Excerpted text |
▬▬▬
If your events keep resetting the timer before the timer expires, your monitoring system will stay happy and quiet, as the polling URL will always return success.

If the monitoring system polls the timer when no event has run in the specified number of seconds, then alarms sound, you will be woken up, and you can investigate why your batch job did not run on its expected schedule.

This is all possible using your existing monitoring system’s standard web check service, without any additional plugins or feature development.


TimerCheck.io has no registration, no authentication, and no authorization. If you don’t want somebody else resetting your timer accidentally or on purpose, you should pick a timer name that is unguessable even with brute force.

For example:

# A sensible timer name with some unguessable random bits
timer=https://timercheck.io/sample-timer-$(pwgen -s 22 1)
echo $timer

# (OR)
timer=https://timercheck.io/sample-timer-$(uuid -v4 -FSIV)
echo $timer

# Set the timer to 1 hour
curl -s $timer/$seconds | jq .

# Check the timer
curl -s $timer | jq .

Cron Jobs

Say I have a cron job that runs once an hour. I don’t mind if it fails to compelete successfully once, but if it fails to check in twice in a row, I want to be alerted.

This example will use a random number for the timer name. You should generate your own unique timer names (see previous section).

Here’s a sample crontab entry that runs my job, then resets the countdown timer using TimerCheck.io:

0 * * * * $HOME/bin/create-snapshots && curl -s https://timercheck.io/sample-cron-4/8100 >/dev/null

The timer is being reset at the end of each job to 8100 seconds which is two hours plus 15 minutes. The extra minutes gives the hourly cron job some extra time to complete before we start sounding alarms.
▬▬▬
Data excerpts |
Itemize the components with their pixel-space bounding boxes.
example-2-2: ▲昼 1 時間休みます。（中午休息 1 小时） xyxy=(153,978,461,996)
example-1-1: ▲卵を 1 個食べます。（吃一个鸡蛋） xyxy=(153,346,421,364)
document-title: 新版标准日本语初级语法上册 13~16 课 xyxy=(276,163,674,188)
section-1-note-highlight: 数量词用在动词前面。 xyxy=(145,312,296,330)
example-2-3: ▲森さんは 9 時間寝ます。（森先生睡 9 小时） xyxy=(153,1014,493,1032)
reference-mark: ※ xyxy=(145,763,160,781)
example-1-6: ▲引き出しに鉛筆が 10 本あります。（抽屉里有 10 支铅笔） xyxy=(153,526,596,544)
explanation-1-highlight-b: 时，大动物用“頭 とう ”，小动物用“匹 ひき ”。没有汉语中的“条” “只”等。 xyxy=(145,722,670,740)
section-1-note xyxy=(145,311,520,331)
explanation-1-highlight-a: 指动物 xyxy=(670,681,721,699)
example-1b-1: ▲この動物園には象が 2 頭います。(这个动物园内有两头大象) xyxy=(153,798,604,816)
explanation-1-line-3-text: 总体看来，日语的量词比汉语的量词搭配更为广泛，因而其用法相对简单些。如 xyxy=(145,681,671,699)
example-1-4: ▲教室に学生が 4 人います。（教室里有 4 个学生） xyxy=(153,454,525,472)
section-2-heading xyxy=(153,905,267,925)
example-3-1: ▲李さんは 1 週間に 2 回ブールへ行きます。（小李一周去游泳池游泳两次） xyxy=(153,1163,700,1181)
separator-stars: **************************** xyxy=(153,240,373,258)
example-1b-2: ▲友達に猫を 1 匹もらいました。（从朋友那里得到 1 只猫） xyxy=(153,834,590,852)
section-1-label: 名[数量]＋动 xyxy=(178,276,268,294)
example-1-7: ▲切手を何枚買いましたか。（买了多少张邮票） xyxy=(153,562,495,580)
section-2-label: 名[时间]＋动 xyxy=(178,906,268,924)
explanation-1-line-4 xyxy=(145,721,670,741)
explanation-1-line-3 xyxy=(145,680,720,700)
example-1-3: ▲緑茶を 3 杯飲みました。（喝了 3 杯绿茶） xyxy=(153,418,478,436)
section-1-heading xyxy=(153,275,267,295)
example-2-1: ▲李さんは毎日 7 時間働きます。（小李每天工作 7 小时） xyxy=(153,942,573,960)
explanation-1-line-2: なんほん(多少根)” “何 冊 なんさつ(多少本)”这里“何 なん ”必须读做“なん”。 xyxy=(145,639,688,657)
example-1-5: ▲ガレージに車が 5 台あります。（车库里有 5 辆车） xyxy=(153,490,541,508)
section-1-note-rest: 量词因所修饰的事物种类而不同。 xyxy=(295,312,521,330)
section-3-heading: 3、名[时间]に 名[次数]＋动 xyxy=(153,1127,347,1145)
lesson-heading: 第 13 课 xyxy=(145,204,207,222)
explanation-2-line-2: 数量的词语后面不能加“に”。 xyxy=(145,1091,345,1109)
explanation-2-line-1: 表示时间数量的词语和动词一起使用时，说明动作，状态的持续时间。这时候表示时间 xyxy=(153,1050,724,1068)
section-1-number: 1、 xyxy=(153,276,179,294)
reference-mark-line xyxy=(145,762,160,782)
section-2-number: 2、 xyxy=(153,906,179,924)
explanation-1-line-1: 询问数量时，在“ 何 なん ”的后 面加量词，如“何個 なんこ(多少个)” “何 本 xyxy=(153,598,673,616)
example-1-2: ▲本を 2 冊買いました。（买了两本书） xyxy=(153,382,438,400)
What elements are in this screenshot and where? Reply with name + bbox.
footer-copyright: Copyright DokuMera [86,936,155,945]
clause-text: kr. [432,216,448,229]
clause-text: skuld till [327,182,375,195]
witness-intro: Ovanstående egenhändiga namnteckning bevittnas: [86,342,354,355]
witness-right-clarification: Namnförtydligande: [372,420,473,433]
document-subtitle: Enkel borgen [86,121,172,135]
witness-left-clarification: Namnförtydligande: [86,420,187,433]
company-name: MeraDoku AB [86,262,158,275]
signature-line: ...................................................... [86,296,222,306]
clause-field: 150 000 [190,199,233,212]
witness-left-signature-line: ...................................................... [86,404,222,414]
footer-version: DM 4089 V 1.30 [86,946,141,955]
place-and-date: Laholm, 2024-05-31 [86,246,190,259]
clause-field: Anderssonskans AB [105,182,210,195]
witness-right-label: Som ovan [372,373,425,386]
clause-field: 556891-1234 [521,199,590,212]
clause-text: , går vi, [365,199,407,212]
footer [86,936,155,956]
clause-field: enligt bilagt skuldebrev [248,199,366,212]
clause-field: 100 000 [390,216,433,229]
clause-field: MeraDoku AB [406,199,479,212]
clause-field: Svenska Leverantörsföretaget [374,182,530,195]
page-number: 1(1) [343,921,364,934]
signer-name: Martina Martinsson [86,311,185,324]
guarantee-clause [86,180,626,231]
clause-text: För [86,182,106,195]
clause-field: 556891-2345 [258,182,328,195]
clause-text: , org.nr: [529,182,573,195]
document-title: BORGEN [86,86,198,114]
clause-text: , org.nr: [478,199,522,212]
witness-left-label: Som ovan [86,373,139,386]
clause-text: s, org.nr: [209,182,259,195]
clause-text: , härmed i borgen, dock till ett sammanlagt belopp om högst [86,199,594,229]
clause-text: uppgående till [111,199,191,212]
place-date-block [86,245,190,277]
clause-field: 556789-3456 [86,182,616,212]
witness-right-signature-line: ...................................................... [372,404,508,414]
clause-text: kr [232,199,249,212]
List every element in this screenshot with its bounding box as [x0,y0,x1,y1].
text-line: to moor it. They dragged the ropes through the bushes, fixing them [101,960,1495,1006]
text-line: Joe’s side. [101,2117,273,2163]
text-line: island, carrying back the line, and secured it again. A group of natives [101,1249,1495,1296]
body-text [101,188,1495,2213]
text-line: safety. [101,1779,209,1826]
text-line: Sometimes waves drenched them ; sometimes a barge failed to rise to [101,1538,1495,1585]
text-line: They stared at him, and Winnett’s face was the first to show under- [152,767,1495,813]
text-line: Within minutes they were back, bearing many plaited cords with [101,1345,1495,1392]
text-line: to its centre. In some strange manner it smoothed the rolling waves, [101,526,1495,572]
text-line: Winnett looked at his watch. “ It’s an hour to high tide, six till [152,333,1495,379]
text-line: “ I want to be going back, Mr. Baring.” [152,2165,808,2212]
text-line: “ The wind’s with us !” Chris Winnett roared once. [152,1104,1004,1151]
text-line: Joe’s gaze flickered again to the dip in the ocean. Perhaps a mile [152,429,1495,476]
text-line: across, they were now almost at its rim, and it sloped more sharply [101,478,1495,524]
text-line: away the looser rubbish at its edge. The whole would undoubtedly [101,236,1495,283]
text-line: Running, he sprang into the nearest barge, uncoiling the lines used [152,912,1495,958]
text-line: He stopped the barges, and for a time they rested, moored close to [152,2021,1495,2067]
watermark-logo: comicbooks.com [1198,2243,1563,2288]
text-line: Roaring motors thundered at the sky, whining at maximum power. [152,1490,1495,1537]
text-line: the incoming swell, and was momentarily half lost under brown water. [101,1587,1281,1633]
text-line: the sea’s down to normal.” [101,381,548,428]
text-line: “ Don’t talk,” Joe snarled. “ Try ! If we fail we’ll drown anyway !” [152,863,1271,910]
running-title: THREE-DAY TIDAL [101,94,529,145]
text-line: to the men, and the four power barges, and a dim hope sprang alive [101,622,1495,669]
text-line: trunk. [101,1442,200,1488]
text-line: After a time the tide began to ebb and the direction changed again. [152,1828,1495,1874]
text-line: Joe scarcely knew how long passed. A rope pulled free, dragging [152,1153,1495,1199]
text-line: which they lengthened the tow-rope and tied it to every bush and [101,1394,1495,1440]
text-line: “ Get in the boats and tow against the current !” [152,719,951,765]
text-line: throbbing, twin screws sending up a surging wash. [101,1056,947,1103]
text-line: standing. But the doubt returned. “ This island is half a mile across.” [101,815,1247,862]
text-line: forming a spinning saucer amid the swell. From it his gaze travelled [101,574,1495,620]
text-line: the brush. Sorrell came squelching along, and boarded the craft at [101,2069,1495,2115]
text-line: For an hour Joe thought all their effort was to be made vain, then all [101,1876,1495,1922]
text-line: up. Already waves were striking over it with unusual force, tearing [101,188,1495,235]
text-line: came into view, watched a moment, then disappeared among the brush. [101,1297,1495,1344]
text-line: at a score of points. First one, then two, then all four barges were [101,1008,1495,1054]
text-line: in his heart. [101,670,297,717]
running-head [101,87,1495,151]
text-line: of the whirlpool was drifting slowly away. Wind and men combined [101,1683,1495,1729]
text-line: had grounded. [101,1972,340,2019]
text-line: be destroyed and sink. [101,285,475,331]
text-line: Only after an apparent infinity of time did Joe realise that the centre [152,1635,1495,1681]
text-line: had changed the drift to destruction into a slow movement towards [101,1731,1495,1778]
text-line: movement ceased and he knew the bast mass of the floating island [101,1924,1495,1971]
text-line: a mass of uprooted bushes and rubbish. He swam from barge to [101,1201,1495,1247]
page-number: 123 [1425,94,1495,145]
▬▬▬
Give the stretch of the TimerCheck.io text from "This is all" through "timer=https://timercheck.io/sample-timer-$(pwgen -s 22 1)" again, switching each "timer name" to "timer ID".

This is all possible using your existing monitoring system’s standard web check service, without any additional plugins or feature development.


TimerCheck.io has no registration, no authentication, and no authorization. If you don’t want somebody else resetting your timer accidentally or on purpose, you should pick a timer ID that is unguessable even with brute force.

For example:

# A sensible timer ID with some unguessable random bits
timer=https://timercheck.io/sample-timer-$(pwgen -s 22 1)